Exercise brief. Repeat the listing that follows, character for character, minus the pictures.

The input.
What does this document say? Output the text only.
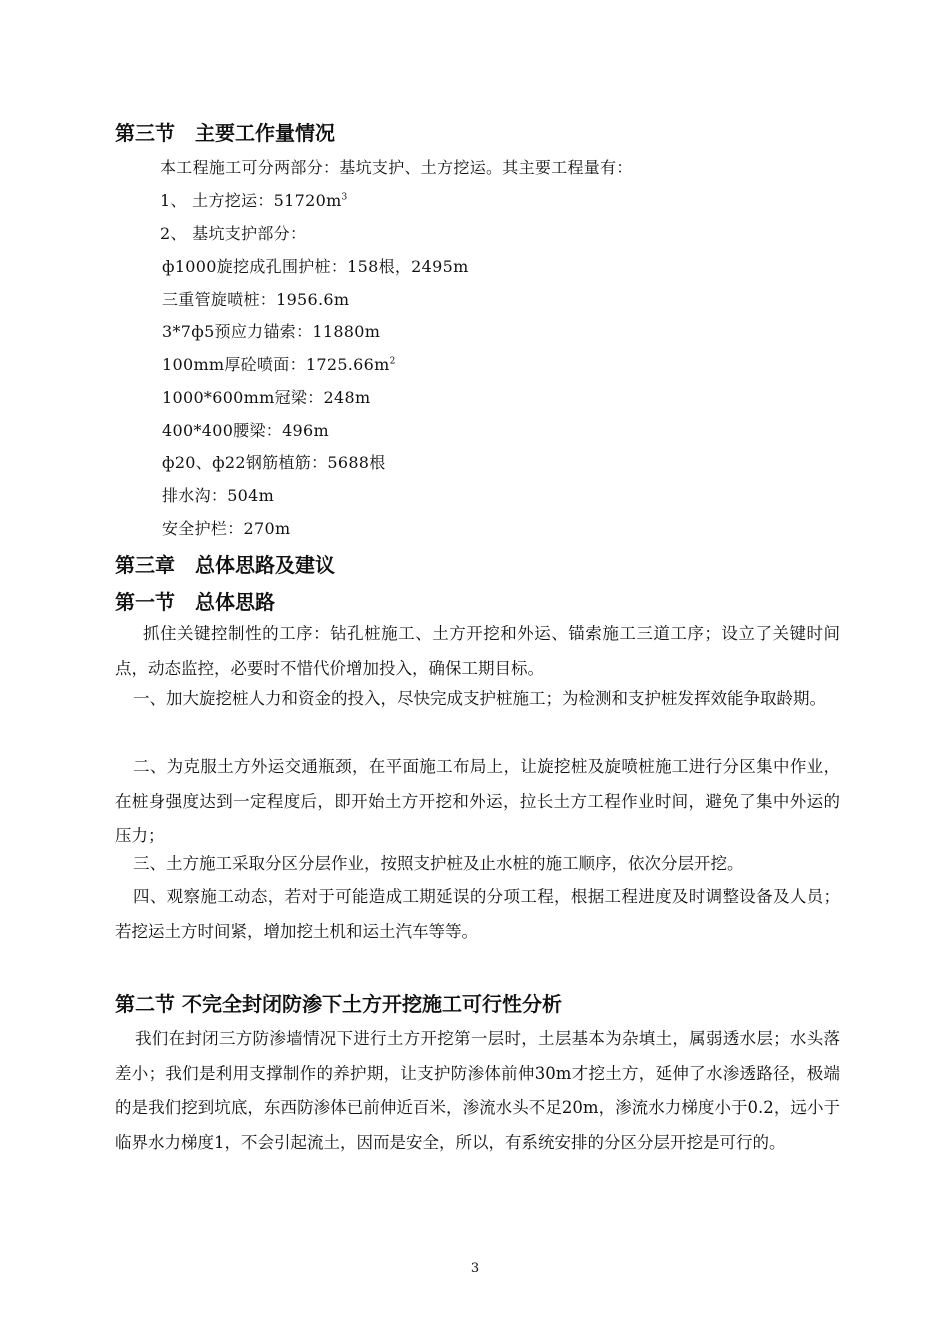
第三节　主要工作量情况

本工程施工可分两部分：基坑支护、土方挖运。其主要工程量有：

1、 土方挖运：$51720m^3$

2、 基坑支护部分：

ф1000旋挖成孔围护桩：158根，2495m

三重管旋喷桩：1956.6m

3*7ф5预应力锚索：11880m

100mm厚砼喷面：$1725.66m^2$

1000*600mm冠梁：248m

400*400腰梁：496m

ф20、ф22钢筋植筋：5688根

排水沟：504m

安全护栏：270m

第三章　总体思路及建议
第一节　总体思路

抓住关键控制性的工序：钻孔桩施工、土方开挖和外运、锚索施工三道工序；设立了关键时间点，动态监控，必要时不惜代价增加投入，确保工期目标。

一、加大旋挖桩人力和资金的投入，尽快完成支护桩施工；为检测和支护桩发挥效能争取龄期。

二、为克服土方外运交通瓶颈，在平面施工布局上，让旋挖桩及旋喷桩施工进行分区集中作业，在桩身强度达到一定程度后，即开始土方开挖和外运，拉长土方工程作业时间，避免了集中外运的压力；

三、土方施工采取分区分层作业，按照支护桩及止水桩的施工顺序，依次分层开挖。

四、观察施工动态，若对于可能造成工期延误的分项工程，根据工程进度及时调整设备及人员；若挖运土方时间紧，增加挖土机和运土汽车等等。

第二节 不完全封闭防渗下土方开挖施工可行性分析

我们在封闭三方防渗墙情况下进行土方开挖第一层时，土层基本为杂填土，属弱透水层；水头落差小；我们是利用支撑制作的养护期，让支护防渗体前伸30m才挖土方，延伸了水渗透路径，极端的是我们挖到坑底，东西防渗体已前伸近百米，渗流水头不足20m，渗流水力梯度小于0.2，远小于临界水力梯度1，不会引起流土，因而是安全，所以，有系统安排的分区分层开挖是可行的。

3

Correct response.
What does this document say? Output the text only.
第三节　主要工作量情况

本工程施工可分两部分：基坑支护、土方挖运。其主要工程量有：

1、 土方挖运：$51720m^3$

2、 基坑支护部分：

ф1000旋挖成孔围护桩：158根，2495m

三重管旋喷桩：1956.6m

3*7ф5预应力锚索：11880m

100mm厚砼喷面：$1725.66m^2$

1000*600mm冠梁：248m

400*400腰梁：496m

ф20、ф22钢筋植筋：5688根

排水沟：504m

安全护栏：270m

第三章　总体思路及建议
第一节　总体思路

抓住关键控制性的工序：钻孔桩施工、土方开挖和外运、锚索施工三道工序；设立了关键时间点，动态监控，必要时不惜代价增加投入，确保工期目标。

一、加大旋挖桩人力和资金的投入，尽快完成支护桩施工；为检测和支护桩发挥效能争取龄期。

二、为克服土方外运交通瓶颈，在平面施工布局上，让旋挖桩及旋喷桩施工进行分区集中作业，在桩身强度达到一定程度后，即开始土方开挖和外运，拉长土方工程作业时间，避免了集中外运的压力；

三、土方施工采取分区分层作业，按照支护桩及止水桩的施工顺序，依次分层开挖。

四、观察施工动态，若对于可能造成工期延误的分项工程，根据工程进度及时调整设备及人员；若挖运土方时间紧，增加挖土机和运土汽车等等。

第二节 不完全封闭防渗下土方开挖施工可行性分析

我们在封闭三方防渗墙情况下进行土方开挖第一层时，土层基本为杂填土，属弱透水层；水头落差小；我们是利用支撑制作的养护期，让支护防渗体前伸30m才挖土方，延伸了水渗透路径，极端的是我们挖到坑底，东西防渗体已前伸近百米，渗流水头不足20m，渗流水力梯度小于0.2，远小于临界水力梯度1，不会引起流土，因而是安全，所以，有系统安排的分区分层开挖是可行的。

3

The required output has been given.